--- start of Recorded data ---
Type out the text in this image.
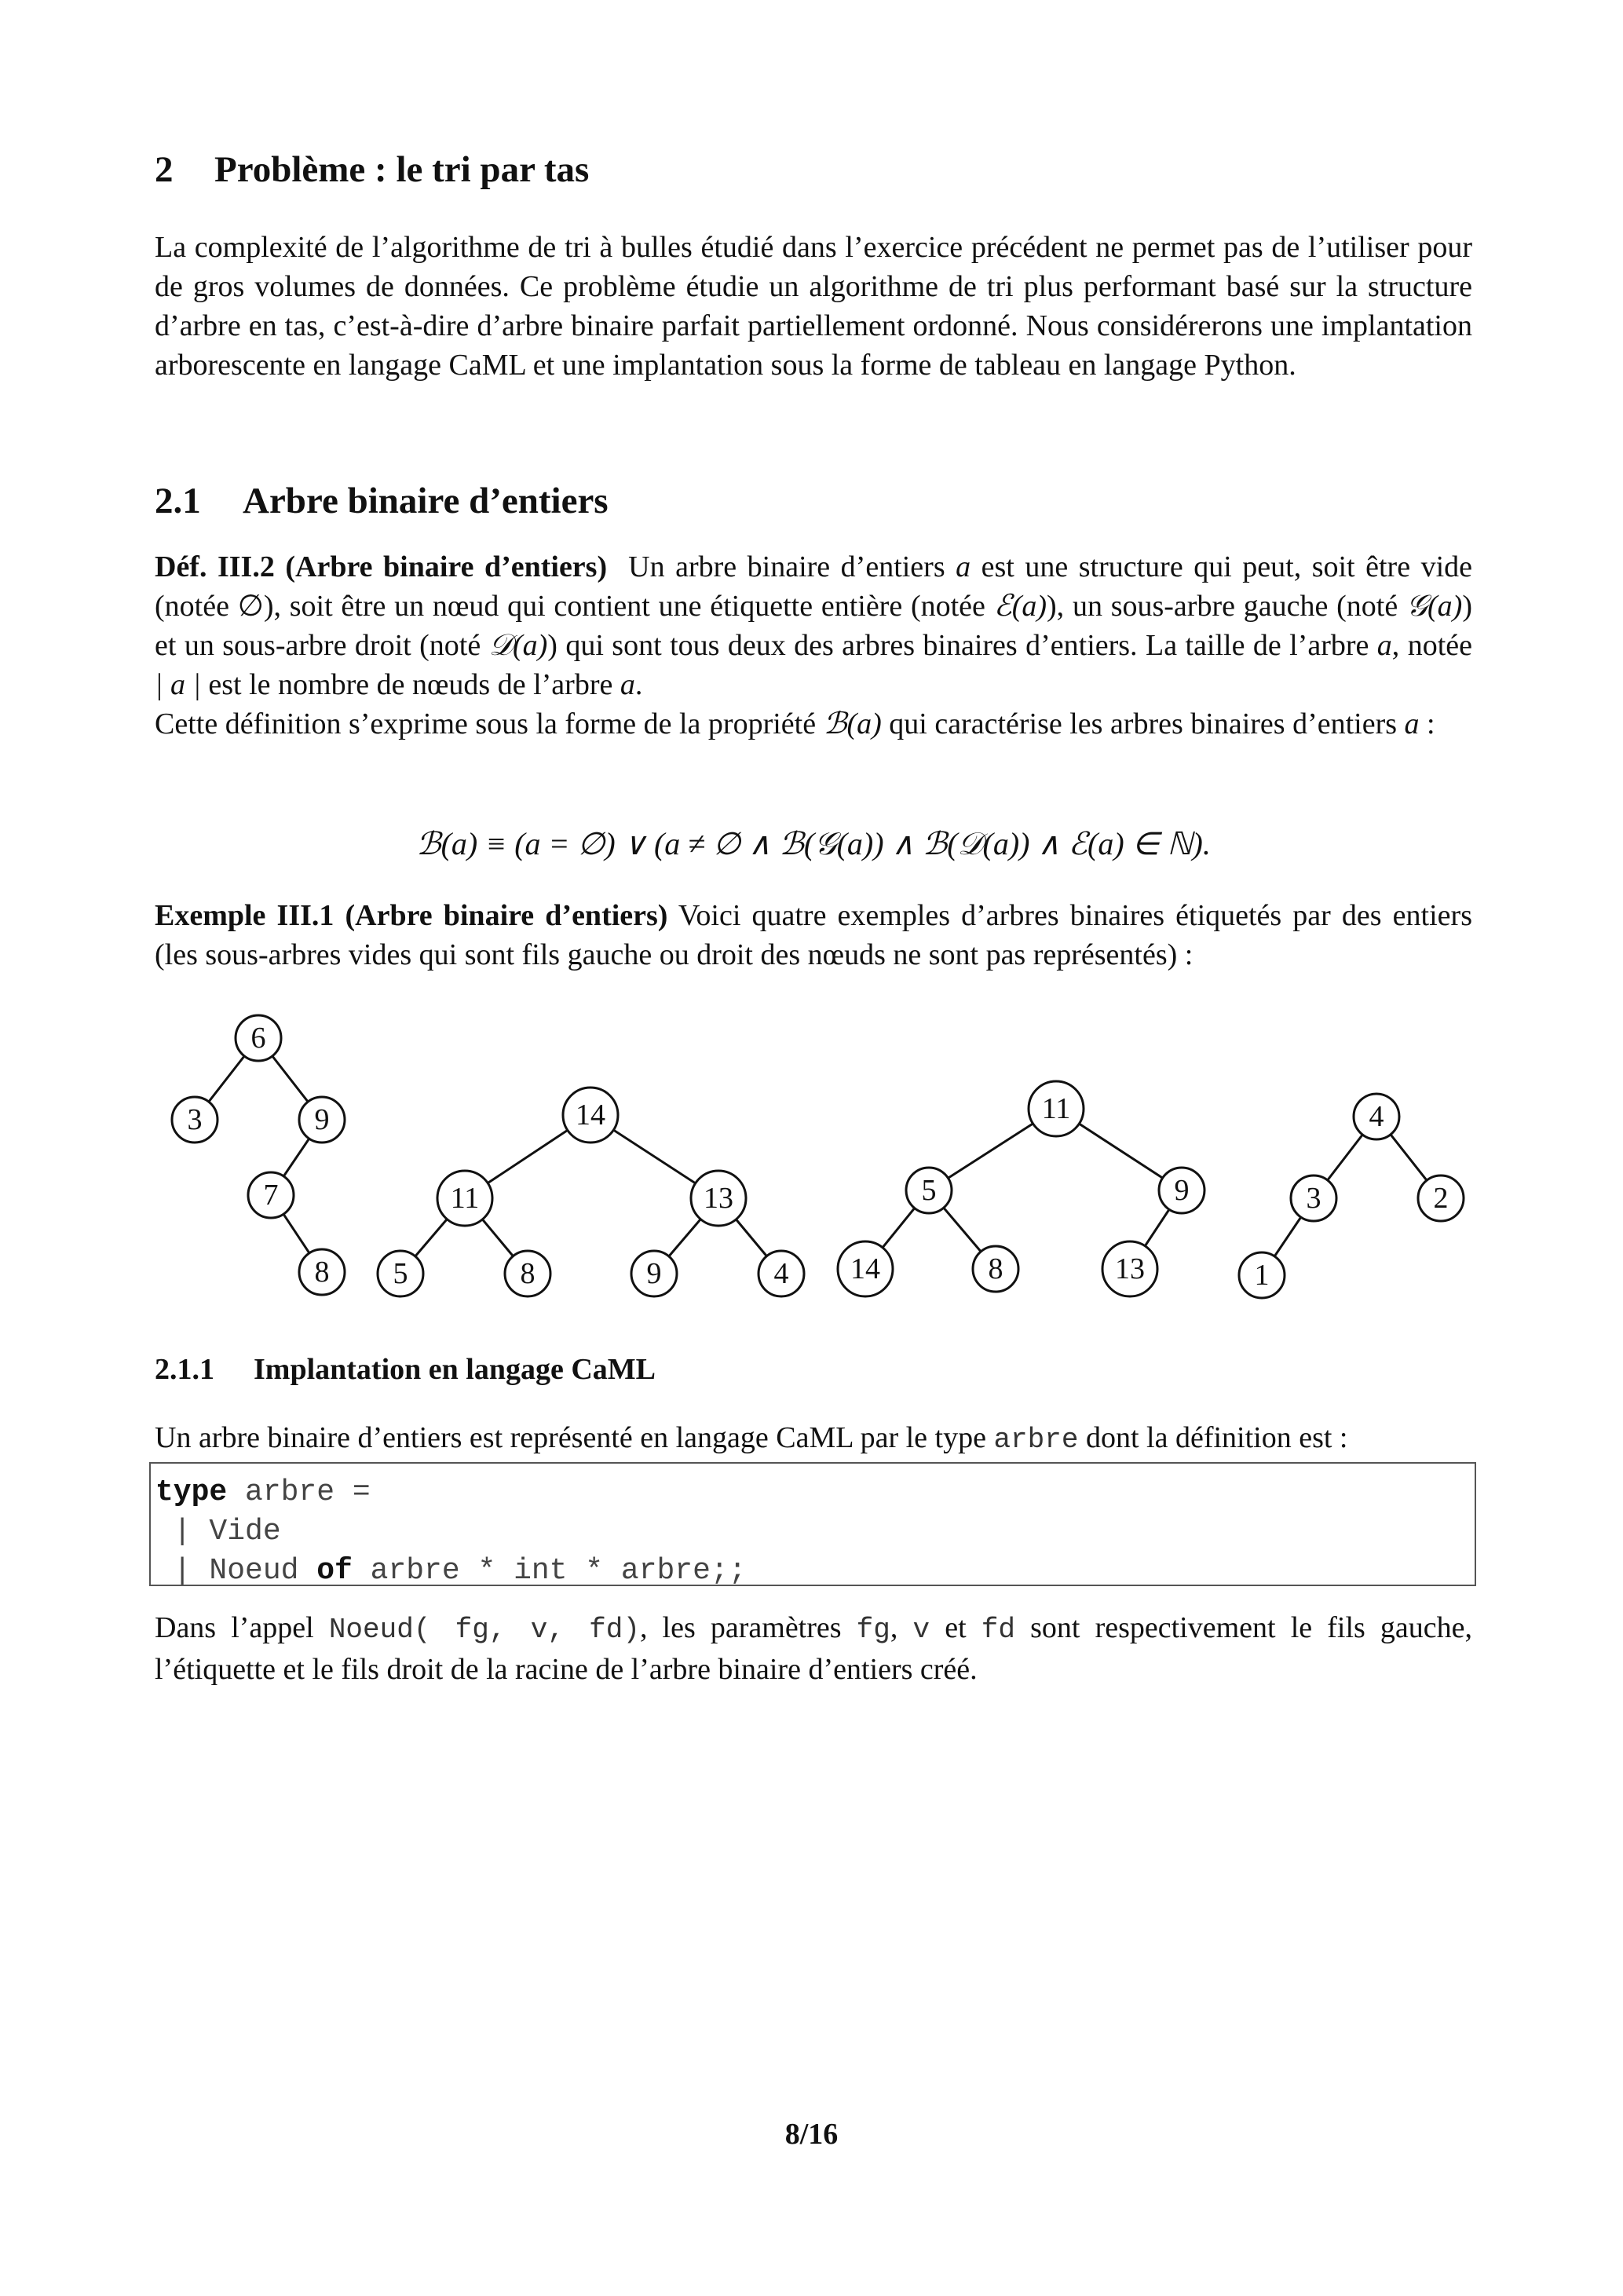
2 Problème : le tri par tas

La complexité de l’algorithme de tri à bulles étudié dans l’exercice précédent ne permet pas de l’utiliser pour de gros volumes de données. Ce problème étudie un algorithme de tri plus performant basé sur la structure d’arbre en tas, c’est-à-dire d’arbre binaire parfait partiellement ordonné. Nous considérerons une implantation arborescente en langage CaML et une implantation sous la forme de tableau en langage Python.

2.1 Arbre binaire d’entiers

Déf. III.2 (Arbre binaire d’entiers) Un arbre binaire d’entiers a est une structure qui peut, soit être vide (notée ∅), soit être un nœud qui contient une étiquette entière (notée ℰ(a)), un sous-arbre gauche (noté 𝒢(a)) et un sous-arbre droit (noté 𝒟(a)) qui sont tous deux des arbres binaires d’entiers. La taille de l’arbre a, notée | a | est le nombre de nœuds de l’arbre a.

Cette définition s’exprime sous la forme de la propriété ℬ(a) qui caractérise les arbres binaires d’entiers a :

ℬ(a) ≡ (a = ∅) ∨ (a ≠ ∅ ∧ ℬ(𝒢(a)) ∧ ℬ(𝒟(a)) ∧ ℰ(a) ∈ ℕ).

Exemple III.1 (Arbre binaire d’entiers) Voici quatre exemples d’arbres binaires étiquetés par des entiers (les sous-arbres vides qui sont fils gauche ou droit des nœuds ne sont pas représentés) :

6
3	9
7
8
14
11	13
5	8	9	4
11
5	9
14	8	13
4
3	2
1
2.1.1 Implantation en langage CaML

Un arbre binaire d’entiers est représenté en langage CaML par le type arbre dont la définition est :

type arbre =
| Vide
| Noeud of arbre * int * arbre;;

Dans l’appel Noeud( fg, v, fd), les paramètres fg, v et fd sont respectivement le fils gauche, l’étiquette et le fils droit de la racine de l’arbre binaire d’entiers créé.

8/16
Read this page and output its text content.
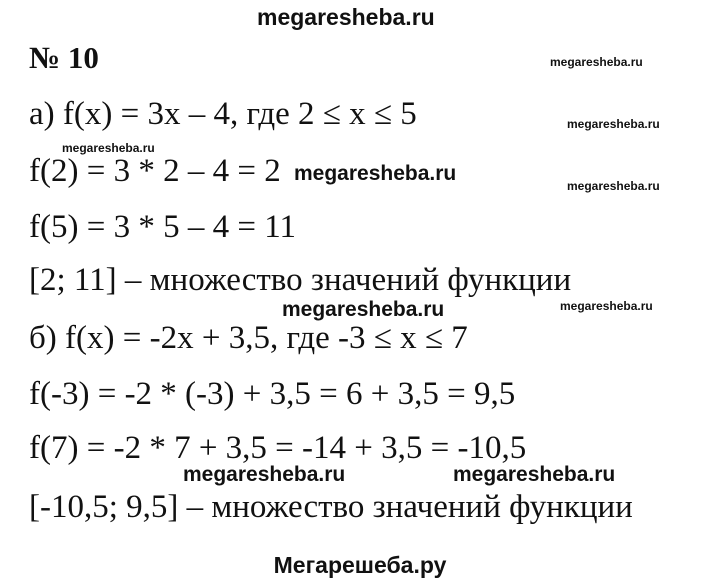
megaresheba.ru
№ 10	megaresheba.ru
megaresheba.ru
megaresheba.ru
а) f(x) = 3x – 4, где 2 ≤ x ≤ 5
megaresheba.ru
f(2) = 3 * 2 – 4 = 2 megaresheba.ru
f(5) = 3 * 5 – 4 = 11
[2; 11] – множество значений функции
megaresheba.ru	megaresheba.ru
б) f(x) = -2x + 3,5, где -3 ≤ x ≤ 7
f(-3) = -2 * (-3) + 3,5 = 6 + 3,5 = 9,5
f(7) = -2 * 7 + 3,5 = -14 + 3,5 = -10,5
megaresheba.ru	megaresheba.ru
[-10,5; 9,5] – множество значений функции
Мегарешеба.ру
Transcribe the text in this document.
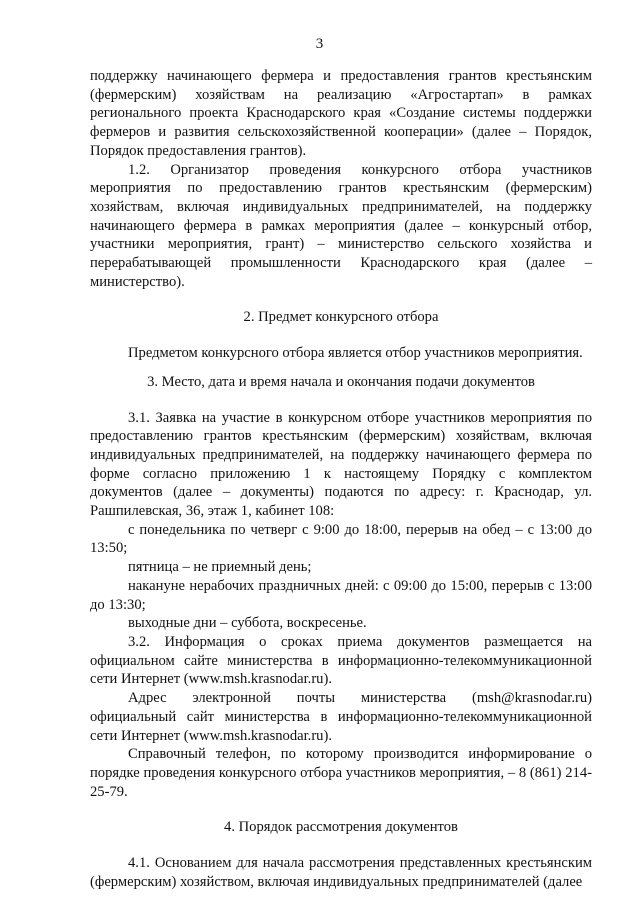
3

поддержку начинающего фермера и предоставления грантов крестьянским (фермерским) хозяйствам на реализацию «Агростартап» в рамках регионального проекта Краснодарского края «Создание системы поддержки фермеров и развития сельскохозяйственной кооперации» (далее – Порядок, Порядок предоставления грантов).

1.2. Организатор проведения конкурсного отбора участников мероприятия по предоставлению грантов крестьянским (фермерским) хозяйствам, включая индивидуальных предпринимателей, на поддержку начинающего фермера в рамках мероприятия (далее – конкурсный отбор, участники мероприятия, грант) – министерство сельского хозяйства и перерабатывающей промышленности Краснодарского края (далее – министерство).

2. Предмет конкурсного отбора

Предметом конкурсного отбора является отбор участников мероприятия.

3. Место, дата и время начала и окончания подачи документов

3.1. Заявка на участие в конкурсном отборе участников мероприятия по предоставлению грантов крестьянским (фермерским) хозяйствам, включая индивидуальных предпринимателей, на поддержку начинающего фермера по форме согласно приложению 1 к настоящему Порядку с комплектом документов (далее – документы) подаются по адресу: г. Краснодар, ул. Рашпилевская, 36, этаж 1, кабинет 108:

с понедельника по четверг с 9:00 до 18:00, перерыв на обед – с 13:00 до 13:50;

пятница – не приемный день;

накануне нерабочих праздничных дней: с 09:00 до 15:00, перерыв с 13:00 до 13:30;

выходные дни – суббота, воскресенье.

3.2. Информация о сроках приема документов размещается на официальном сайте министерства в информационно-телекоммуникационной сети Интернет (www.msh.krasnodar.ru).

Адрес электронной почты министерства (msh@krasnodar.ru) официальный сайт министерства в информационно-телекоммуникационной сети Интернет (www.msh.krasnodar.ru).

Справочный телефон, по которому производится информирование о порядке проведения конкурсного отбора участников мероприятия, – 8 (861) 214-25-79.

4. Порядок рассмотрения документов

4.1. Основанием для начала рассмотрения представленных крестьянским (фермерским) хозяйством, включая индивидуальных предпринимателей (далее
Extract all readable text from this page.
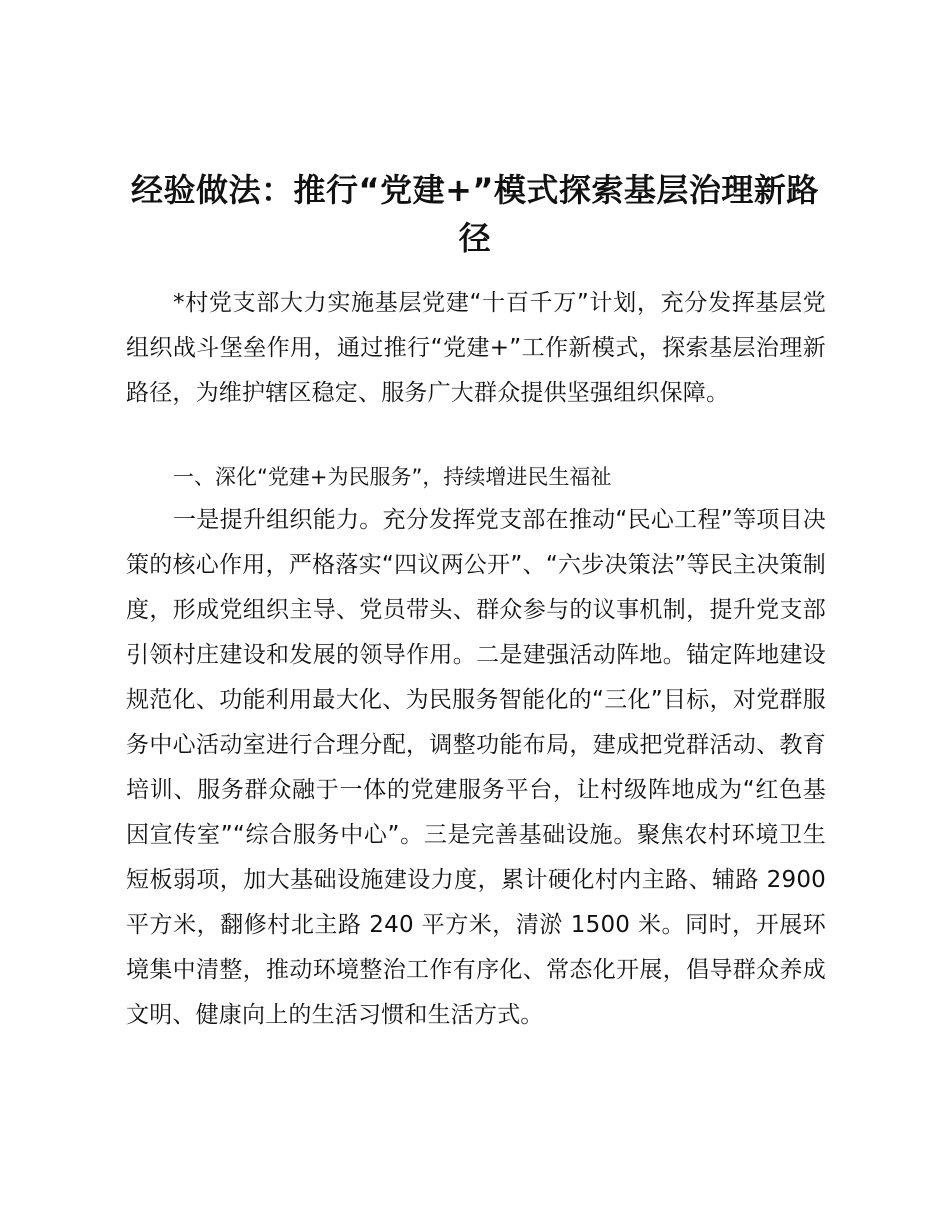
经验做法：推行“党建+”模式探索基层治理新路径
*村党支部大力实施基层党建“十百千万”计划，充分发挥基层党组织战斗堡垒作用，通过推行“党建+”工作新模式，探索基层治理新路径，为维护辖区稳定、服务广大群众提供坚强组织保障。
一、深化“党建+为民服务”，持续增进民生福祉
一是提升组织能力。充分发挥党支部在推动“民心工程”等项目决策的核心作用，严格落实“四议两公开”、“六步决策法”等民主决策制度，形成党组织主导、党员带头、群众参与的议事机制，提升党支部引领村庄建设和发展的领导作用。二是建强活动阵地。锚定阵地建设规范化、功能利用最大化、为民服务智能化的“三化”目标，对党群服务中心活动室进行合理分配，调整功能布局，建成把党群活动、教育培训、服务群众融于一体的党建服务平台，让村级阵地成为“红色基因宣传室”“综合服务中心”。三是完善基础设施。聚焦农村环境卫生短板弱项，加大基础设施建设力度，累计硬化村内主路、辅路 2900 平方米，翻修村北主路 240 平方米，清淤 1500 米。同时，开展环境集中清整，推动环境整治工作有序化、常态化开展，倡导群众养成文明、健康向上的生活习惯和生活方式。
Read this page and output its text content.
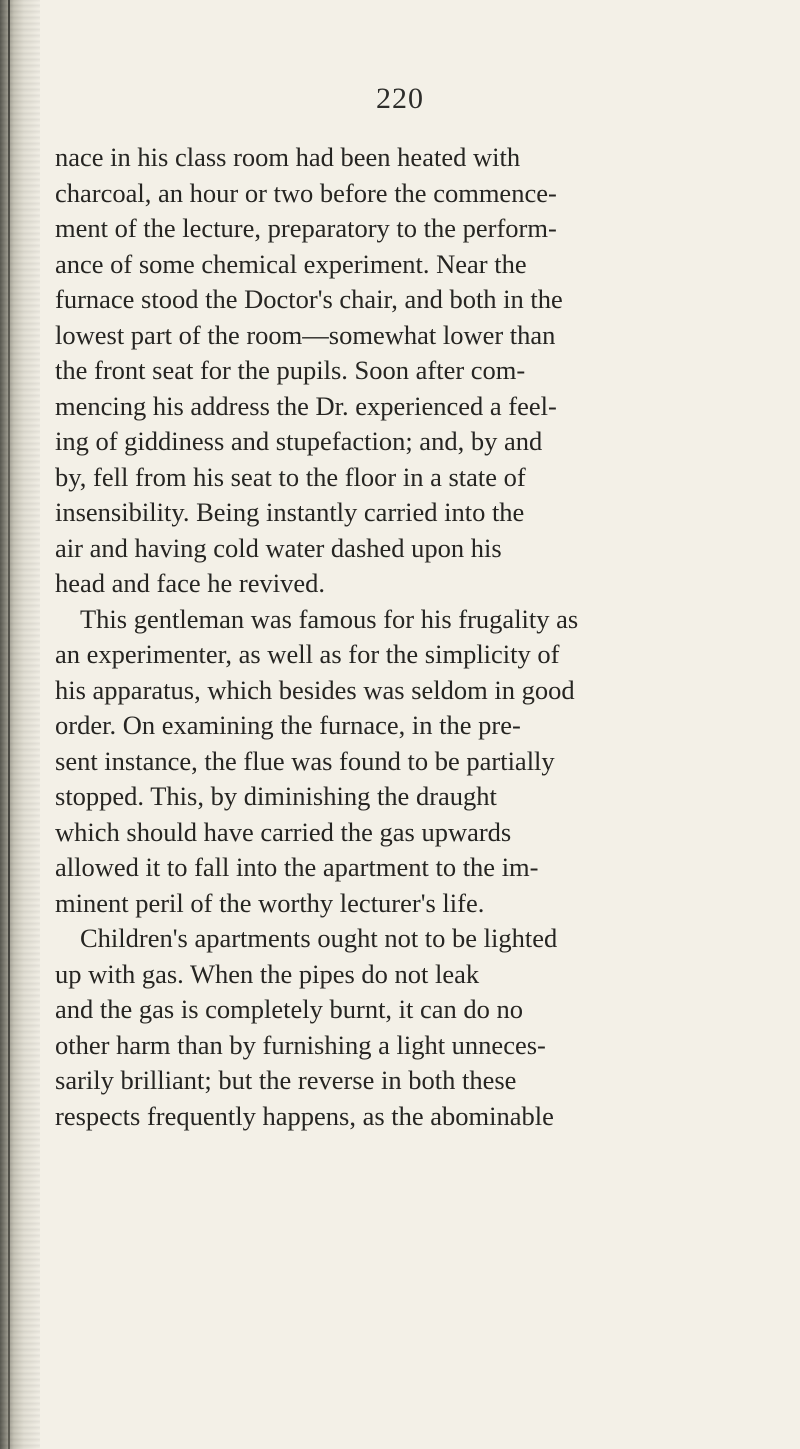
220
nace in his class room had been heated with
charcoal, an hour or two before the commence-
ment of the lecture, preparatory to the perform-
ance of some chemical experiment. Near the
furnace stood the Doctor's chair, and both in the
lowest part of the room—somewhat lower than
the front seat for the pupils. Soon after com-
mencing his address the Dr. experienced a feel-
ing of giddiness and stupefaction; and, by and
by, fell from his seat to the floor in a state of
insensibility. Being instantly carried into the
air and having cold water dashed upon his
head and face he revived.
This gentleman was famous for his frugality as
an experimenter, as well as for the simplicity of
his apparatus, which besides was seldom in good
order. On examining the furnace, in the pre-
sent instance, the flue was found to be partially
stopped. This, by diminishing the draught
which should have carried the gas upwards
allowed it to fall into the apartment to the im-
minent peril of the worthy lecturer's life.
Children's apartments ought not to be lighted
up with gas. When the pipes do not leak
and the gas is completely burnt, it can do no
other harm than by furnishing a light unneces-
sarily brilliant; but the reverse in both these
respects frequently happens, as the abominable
--- end of Recorded data ---
Stated exercise: All lines above containing the string "which" are to be collected.

Result for this exercise:
his apparatus, which besides was seldom in good
which should have carried the gas upwards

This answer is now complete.